**Given records:**
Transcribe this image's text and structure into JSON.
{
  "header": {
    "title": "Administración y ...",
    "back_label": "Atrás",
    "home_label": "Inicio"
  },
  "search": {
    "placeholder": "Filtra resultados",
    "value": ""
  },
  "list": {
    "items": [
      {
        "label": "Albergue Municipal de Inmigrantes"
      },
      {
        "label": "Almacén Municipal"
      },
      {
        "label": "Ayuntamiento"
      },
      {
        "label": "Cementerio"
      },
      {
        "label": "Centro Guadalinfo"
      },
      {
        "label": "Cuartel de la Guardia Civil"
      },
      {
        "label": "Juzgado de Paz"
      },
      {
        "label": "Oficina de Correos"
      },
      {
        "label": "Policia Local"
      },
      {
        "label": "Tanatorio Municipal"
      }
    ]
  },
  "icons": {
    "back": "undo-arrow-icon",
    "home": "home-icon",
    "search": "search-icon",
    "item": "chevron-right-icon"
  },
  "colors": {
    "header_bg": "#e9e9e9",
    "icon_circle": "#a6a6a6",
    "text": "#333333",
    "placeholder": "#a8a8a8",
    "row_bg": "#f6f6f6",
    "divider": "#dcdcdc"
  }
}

**Short problem:** Write out the data again, exactly and in full.

**Written solution:**
Transcribe this image's text and structure into JSON.
{
  "header": {
    "title": "Administración y ...",
    "back_label": "Atrás",
    "home_label": "Inicio"
  },
  "search": {
    "placeholder": "Filtra resultados",
    "value": ""
  },
  "list": {
    "items": [
      {
        "label": "Albergue Municipal de Inmigrantes"
      },
      {
        "label": "Almacén Municipal"
      },
      {
        "label": "Ayuntamiento"
      },
      {
        "label": "Cementerio"
      },
      {
        "label": "Centro Guadalinfo"
      },
      {
        "label": "Cuartel de la Guardia Civil"
      },
      {
        "label": "Juzgado de Paz"
      },
      {
        "label": "Oficina de Correos"
      },
      {
        "label": "Policia Local"
      },
      {
        "label": "Tanatorio Municipal"
      }
    ]
  },
  "icons": {
    "back": "undo-arrow-icon",
    "home": "home-icon",
    "search": "search-icon",
    "item": "chevron-right-icon"
  },
  "colors": {
    "header_bg": "#e9e9e9",
    "icon_circle": "#a6a6a6",
    "text": "#333333",
    "placeholder": "#a8a8a8",
    "row_bg": "#f6f6f6",
    "divider": "#dcdcdc"
  }
}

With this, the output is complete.